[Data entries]
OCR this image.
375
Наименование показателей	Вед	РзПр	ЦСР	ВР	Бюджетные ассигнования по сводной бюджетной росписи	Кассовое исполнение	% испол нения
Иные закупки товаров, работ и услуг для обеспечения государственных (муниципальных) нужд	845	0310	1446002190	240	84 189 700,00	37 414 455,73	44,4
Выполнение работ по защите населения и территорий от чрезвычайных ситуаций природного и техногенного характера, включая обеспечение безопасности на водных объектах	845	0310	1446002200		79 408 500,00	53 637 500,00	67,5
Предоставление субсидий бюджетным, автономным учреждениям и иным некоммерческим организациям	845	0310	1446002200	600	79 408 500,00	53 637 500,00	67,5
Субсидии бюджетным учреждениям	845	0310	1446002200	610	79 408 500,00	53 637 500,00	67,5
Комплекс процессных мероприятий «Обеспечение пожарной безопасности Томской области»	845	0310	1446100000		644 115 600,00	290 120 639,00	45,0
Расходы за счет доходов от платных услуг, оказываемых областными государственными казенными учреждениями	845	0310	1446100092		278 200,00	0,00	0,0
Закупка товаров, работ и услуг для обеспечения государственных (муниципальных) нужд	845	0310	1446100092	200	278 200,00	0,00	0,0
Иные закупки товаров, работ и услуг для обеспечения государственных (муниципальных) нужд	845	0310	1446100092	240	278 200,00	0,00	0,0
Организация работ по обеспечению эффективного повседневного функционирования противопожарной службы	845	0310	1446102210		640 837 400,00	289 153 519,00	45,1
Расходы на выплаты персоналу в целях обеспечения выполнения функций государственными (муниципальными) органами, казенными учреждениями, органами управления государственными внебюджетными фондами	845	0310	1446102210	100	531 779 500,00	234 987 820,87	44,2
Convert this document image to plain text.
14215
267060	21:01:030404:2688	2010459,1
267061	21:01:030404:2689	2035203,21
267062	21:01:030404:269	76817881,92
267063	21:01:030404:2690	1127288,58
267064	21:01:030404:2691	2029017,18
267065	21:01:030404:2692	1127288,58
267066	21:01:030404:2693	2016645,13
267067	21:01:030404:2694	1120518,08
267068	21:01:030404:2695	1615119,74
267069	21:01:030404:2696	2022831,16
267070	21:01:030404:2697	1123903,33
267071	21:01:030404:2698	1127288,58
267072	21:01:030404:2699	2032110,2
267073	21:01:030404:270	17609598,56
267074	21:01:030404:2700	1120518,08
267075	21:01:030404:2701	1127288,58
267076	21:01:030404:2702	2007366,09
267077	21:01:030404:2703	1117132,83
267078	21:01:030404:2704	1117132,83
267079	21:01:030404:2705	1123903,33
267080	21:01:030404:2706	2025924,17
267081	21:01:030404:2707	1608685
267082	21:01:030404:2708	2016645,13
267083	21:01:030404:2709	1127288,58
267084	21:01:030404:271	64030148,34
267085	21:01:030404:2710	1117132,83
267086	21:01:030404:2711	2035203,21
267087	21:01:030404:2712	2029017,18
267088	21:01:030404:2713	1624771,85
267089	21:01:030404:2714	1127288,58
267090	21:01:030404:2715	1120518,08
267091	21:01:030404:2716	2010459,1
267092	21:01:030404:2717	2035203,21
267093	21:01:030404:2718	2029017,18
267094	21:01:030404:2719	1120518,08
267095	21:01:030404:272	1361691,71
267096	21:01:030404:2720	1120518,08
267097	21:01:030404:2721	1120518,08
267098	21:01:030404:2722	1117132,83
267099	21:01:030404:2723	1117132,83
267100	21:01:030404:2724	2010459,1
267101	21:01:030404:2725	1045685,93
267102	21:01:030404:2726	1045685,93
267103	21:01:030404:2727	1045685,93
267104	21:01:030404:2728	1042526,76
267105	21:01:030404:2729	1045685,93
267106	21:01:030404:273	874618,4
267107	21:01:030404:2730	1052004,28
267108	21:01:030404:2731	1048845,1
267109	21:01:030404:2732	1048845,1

REQUIRED TASK: Write an exact transcription of every entry above.

REPLY TO THE TASK:
OCR this image.
375
Наименование показателей	Вед	РзПр	ЦСР	ВР	Бюджетные ассигнования по сводной бюджетной росписи	Кассовое исполнение	% испол нения
Иные закупки товаров, работ и услуг для обеспечения государственных (муниципальных) нужд	845	0310	1446002190	240	84 189 700,00	37 414 455,73	44,4
Выполнение работ по защите населения и территорий от чрезвычайных ситуаций природного и техногенного характера, включая обеспечение безопасности на водных объектах	845	0310	1446002200		79 408 500,00	53 637 500,00	67,5
Предоставление субсидий бюджетным, автономным учреждениям и иным некоммерческим организациям	845	0310	1446002200	600	79 408 500,00	53 637 500,00	67,5
Субсидии бюджетным учреждениям	845	0310	1446002200	610	79 408 500,00	53 637 500,00	67,5
Комплекс процессных мероприятий «Обеспечение пожарной безопасности Томской области»	845	0310	1446100000		644 115 600,00	290 120 639,00	45,0
Расходы за счет доходов от платных услуг, оказываемых областными государственными казенными учреждениями	845	0310	1446100092		278 200,00	0,00	0,0
Закупка товаров, работ и услуг для обеспечения государственных (муниципальных) нужд	845	0310	1446100092	200	278 200,00	0,00	0,0
Иные закупки товаров, работ и услуг для обеспечения государственных (муниципальных) нужд	845	0310	1446100092	240	278 200,00	0,00	0,0
Организация работ по обеспечению эффективного повседневного функционирования противопожарной службы	845	0310	1446102210		640 837 400,00	289 153 519,00	45,1
Расходы на выплаты персоналу в целях обеспечения выполнения функций государственными (муниципальными) органами, казенными учреждениями, органами управления государственными внебюджетными фондами	845	0310	1446102210	100	531 779 500,00	234 987 820,87	44,2
Convert this document image to plain text.
14215
267060	21:01:030404:2688	2010459,1
267061	21:01:030404:2689	2035203,21
267062	21:01:030404:269	76817881,92
267063	21:01:030404:2690	1127288,58
267064	21:01:030404:2691	2029017,18
267065	21:01:030404:2692	1127288,58
267066	21:01:030404:2693	2016645,13
267067	21:01:030404:2694	1120518,08
267068	21:01:030404:2695	1615119,74
267069	21:01:030404:2696	2022831,16
267070	21:01:030404:2697	1123903,33
267071	21:01:030404:2698	1127288,58
267072	21:01:030404:2699	2032110,2
267073	21:01:030404:270	17609598,56
267074	21:01:030404:2700	1120518,08
267075	21:01:030404:2701	1127288,58
267076	21:01:030404:2702	2007366,09
267077	21:01:030404:2703	1117132,83
267078	21:01:030404:2704	1117132,83
267079	21:01:030404:2705	1123903,33
267080	21:01:030404:2706	2025924,17
267081	21:01:030404:2707	1608685
267082	21:01:030404:2708	2016645,13
267083	21:01:030404:2709	1127288,58
267084	21:01:030404:271	64030148,34
267085	21:01:030404:2710	1117132,83
267086	21:01:030404:2711	2035203,21
267087	21:01:030404:2712	2029017,18
267088	21:01:030404:2713	1624771,85
267089	21:01:030404:2714	1127288,58
267090	21:01:030404:2715	1120518,08
267091	21:01:030404:2716	2010459,1
267092	21:01:030404:2717	2035203,21
267093	21:01:030404:2718	2029017,18
267094	21:01:030404:2719	1120518,08
267095	21:01:030404:272	1361691,71
267096	21:01:030404:2720	1120518,08
267097	21:01:030404:2721	1120518,08
267098	21:01:030404:2722	1117132,83
267099	21:01:030404:2723	1117132,83
267100	21:01:030404:2724	2010459,1
267101	21:01:030404:2725	1045685,93
267102	21:01:030404:2726	1045685,93
267103	21:01:030404:2727	1045685,93
267104	21:01:030404:2728	1042526,76
267105	21:01:030404:2729	1045685,93
267106	21:01:030404:273	874618,4
267107	21:01:030404:2730	1052004,28
267108	21:01:030404:2731	1048845,1
267109	21:01:030404:2732	1048845,1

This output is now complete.